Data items
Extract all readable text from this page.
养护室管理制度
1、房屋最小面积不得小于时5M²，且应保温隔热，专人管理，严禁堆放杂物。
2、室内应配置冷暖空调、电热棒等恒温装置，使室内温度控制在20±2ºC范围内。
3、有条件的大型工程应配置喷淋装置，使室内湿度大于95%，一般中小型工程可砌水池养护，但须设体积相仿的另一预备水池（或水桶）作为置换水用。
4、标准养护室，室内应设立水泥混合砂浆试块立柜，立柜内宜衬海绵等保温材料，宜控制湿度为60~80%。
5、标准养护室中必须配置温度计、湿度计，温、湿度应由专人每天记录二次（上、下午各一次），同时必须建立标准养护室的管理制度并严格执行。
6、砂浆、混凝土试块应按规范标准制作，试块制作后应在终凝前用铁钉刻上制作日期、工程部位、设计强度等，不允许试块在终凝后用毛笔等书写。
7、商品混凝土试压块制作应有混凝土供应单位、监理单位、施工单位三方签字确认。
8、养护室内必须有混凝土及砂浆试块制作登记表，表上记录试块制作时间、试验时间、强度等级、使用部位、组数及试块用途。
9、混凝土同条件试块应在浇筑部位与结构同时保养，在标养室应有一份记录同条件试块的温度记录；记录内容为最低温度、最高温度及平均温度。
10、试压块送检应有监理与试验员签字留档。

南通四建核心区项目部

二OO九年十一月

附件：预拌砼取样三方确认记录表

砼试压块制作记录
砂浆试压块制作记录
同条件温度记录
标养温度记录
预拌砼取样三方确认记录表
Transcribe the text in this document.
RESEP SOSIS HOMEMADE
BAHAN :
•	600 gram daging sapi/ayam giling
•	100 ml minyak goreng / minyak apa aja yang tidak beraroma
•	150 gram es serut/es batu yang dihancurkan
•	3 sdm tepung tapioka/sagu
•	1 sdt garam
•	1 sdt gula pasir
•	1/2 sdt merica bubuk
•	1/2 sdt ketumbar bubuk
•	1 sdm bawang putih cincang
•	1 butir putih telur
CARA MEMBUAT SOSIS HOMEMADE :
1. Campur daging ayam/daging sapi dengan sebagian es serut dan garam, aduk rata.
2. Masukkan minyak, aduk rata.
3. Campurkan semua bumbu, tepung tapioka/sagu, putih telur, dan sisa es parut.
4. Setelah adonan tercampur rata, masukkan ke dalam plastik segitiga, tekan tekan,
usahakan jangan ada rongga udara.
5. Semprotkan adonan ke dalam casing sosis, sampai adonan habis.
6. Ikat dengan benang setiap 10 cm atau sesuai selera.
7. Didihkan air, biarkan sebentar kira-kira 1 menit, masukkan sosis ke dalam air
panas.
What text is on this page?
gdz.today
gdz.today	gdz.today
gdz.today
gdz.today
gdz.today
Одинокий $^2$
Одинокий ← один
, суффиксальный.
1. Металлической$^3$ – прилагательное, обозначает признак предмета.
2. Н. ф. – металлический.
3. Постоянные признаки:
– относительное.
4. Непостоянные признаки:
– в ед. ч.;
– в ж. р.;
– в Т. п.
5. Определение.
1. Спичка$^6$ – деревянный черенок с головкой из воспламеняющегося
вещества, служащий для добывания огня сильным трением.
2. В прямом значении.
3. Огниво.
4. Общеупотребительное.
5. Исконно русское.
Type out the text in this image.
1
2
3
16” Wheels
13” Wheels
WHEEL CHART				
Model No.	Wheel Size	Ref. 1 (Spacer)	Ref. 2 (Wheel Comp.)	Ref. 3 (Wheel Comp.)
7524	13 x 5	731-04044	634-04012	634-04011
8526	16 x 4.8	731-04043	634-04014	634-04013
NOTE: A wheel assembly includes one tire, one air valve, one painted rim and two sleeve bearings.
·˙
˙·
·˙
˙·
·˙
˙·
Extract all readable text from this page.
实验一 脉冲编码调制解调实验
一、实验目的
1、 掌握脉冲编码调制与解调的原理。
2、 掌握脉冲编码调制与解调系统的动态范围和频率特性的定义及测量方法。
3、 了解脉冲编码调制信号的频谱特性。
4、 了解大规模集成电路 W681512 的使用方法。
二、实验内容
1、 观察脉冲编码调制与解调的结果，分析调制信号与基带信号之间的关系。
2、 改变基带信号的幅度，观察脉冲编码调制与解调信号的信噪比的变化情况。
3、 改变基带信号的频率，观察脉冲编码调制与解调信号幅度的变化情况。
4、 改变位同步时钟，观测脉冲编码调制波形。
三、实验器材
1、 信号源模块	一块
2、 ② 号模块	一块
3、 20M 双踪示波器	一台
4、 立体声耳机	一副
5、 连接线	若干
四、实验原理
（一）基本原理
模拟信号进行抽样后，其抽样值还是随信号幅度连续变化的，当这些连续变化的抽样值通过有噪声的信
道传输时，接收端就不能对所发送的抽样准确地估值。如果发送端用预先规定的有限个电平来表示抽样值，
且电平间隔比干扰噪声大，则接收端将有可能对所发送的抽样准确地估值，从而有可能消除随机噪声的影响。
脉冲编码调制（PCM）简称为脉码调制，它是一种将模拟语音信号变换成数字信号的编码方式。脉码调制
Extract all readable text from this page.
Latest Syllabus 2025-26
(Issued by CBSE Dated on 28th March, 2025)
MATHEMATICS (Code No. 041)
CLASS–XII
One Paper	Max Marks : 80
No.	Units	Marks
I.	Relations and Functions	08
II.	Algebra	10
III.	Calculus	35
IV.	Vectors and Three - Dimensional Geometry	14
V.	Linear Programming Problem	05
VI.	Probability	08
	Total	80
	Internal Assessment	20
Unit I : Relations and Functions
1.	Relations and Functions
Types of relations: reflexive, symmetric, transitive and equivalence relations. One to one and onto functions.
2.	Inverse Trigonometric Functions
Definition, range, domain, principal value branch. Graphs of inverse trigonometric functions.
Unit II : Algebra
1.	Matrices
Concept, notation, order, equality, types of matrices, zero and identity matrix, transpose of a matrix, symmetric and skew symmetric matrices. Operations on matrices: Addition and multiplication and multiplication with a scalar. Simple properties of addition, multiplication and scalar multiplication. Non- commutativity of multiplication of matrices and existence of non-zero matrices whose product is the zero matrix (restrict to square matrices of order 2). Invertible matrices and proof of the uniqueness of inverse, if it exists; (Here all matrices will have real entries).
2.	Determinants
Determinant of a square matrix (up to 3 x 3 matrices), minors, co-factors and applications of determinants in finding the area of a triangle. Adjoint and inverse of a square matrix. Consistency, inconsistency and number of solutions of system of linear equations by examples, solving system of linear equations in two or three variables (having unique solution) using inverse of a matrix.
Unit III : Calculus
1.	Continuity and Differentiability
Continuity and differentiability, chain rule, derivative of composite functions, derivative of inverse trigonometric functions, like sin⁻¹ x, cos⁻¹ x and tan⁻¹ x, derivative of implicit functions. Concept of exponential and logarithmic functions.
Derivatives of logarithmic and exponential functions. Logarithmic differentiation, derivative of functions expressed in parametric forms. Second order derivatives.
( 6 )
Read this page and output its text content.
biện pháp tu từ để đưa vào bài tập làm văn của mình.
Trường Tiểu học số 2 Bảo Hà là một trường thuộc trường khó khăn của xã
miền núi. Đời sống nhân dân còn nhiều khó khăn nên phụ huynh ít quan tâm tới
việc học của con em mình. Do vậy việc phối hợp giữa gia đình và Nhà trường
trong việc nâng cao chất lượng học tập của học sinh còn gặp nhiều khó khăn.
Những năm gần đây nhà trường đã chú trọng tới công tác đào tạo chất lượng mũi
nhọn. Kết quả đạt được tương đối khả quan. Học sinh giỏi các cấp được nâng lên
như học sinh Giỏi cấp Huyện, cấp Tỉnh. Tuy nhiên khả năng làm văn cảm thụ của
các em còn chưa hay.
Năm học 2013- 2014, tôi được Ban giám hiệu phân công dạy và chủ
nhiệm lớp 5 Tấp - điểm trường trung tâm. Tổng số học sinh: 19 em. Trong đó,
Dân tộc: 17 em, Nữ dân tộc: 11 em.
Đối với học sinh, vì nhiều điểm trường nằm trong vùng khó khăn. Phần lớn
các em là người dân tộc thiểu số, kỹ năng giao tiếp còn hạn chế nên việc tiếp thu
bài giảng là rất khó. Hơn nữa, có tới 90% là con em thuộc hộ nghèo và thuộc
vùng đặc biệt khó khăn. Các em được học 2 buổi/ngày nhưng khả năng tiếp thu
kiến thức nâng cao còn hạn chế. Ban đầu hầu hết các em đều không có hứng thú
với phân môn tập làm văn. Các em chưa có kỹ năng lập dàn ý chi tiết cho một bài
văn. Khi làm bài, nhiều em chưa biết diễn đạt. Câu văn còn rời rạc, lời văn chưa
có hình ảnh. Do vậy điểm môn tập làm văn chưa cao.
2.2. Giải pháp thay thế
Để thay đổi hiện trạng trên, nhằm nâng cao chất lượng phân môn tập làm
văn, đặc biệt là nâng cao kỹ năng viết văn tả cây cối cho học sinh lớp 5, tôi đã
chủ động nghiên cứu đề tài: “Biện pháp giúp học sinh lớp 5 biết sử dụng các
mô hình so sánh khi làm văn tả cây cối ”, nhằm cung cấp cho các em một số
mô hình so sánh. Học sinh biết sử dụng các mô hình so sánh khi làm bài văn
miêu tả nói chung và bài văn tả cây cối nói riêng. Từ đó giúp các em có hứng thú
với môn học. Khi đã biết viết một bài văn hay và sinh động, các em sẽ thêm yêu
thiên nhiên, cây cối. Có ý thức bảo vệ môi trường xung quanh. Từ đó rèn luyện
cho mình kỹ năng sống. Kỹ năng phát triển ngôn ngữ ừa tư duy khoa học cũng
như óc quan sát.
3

GIVEN REQUEST – Copy each line of the records that contains the word "признаки".

ANSWER BELOW –
3. Постоянные признаки:
4. Непостоянные признаки:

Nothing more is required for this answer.